PROBLEM. Please copy the lines from the records that follow, word for word, beginning with the line that contains "stand-heute-dot [770,159,783,173]" and continuing through the line that contains "x-tick-label: Dez [1102,613,1136,634]", both included.

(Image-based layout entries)
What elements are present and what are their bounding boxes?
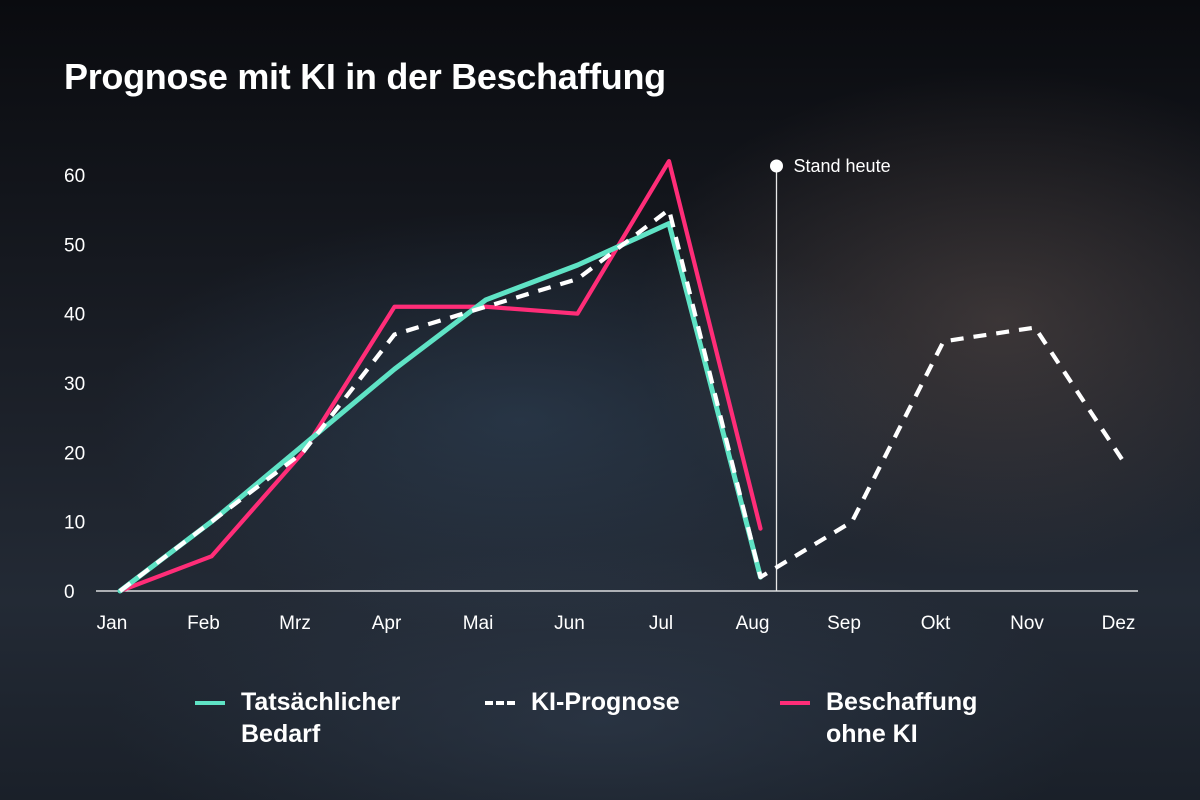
stand-heute-dot [770,159,783,173]
y-tick-label: 60 [64,166,85,187]
x-tick-label: Okt [921,613,951,634]
legend-item-prognose: KI-Prognose [485,686,680,718]
legend-label-line: ohne KI [826,720,918,748]
x-tick-label: Jan [97,613,128,634]
legend-label-tatsaechlich: Tatsächlicher Bedarf [241,686,400,750]
legend-label-line: Tatsächlicher [241,688,401,716]
y-tick-label: 40 [64,305,85,326]
y-tick-label: 50 [64,235,85,256]
y-tick-label: 20 [64,443,85,464]
x-tick-label: Mai [463,613,494,634]
series-line-prognose [118,207,1129,593]
y-tick-label: 10 [64,513,85,534]
series-line-tatsaechlich [117,221,763,594]
x-tick-label: Jun [554,613,585,634]
chart-legend: Tatsächlicher Bedarf KI-Prognose Beschaf… [195,686,1035,756]
y-tick-label: 30 [64,374,85,395]
series-line-ohne_ki [117,159,763,594]
x-tick-label: Sep [827,613,861,634]
stand-heute-label: Stand heute [794,156,891,176]
x-tick-label: Jul [649,613,673,634]
legend-item-tatsaechlich: Tatsächlicher Bedarf [195,686,400,750]
legend-swatch-tatsaechlich [195,701,225,705]
legend-label-line: Bedarf [241,720,321,748]
legend-item-ohne-ki: Beschaffung ohne KI [780,686,977,750]
chart-title: Prognose mit KI in der Beschaffung [64,56,666,97]
legend-label-ohne-ki: Beschaffung ohne KI [826,686,977,750]
legend-label-prognose: KI-Prognose [531,686,680,718]
x-tick-label: Aug [736,613,770,634]
legend-label-line: KI-Prognose [531,688,680,716]
x-tick-label: Feb [187,613,220,634]
legend-swatch-prognose [485,701,515,705]
legend-swatch-ohne-ki [780,701,810,705]
x-tick-label: Apr [372,613,402,634]
y-tick-label: 0 [64,582,75,603]
legend-label-line: Beschaffung [826,688,978,716]
x-tick-label: Dez [1102,613,1136,634]
x-tick-label: Nov [1010,613,1044,634]
x-tick-label: Mrz [279,613,311,634]
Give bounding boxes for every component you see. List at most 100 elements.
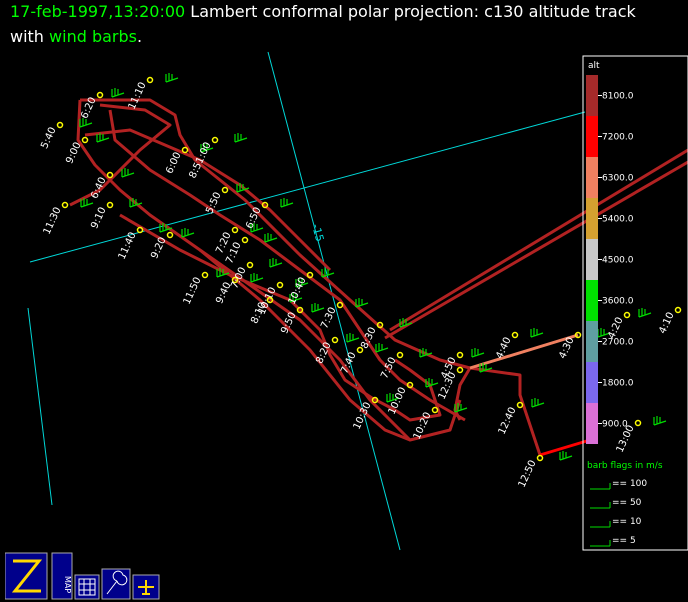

EXERCISE SOLUTION.
stand-heute-dot [770,159,783,173]
y-tick-label: 60 [64,166,85,187]
x-tick-label: Okt [921,613,951,634]
legend-item-prognose: KI-Prognose [485,686,680,718]
legend-label-line: ohne KI [826,720,918,748]
x-tick-label: Jan [97,613,128,634]
legend-label-tatsaechlich: Tatsächlicher Bedarf [241,686,400,750]
legend-label-line: Tatsächlicher [241,688,401,716]
y-tick-label: 40 [64,305,85,326]
y-tick-label: 50 [64,235,85,256]
y-tick-label: 20 [64,443,85,464]
x-tick-label: Mai [463,613,494,634]
series-line-prognose [118,207,1129,593]
y-tick-label: 10 [64,513,85,534]
series-line-tatsaechlich [117,221,763,594]
x-tick-label: Jun [554,613,585,634]
chart-legend: Tatsächlicher Bedarf KI-Prognose Beschaf… [195,686,1035,756]
y-tick-label: 30 [64,374,85,395]
series-line-ohne_ki [117,159,763,594]
x-tick-label: Sep [827,613,861,634]
stand-heute-label: Stand heute [794,156,891,176]
x-tick-label: Jul [649,613,673,634]
legend-item-tatsaechlich: Tatsächlicher Bedarf [195,686,400,750]
legend-swatch-tatsaechlich [195,701,225,705]
legend-label-line: Bedarf [241,720,321,748]
legend-item-ohne-ki: Beschaffung ohne KI [780,686,977,750]
chart-title: Prognose mit KI in der Beschaffung [64,56,666,97]
legend-label-ohne-ki: Beschaffung ohne KI [826,686,977,750]
legend-label-prognose: KI-Prognose [531,686,680,718]
x-tick-label: Aug [736,613,770,634]
legend-label-line: KI-Prognose [531,688,680,716]
x-tick-label: Feb [187,613,220,634]
legend-swatch-prognose [485,701,515,705]
legend-swatch-ohne-ki [780,701,810,705]
x-tick-label: Apr [372,613,402,634]
y-tick-label: 0 [64,582,75,603]
legend-label-line: Beschaffung [826,688,978,716]
x-tick-label: Dez [1102,613,1136,634]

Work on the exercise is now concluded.